TO BE DONE:
Sift the listing for lines that hold the string "请让我在你怀里释" and pull them out.

Collected data:

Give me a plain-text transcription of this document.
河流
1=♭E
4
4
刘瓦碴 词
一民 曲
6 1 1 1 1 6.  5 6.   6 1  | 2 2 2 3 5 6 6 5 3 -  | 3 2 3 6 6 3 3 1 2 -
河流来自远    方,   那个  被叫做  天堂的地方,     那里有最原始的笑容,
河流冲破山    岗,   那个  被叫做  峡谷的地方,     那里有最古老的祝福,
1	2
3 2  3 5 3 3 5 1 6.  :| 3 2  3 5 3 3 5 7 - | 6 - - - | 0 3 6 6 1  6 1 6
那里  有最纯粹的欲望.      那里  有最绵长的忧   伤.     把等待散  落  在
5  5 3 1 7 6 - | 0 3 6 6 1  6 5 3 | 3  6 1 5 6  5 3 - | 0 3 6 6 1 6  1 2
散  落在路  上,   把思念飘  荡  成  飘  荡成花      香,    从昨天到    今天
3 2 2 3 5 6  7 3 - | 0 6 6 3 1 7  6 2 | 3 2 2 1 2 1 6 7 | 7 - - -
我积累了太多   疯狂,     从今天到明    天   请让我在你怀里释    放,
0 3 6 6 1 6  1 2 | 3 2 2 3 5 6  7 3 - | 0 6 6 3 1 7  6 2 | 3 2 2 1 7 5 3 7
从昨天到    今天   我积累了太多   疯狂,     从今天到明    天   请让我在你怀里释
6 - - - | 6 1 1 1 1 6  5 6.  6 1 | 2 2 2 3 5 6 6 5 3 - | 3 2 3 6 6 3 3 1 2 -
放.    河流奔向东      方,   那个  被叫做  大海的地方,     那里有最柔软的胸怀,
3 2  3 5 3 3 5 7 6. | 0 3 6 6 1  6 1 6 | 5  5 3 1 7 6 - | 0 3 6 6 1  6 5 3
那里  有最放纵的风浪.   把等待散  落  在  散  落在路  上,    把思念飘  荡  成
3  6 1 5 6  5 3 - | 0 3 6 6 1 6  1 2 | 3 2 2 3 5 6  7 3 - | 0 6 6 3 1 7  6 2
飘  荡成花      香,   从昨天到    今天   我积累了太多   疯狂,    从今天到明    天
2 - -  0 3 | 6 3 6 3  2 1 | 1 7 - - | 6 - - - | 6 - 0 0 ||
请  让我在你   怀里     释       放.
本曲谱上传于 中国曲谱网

REPLY TO THE TASK:
我积累了太多   疯狂,     从今天到明    天   请让我在你怀里释    放,
从昨天到    今天   我积累了太多   疯狂,     从今天到明    天   请让我在你怀里释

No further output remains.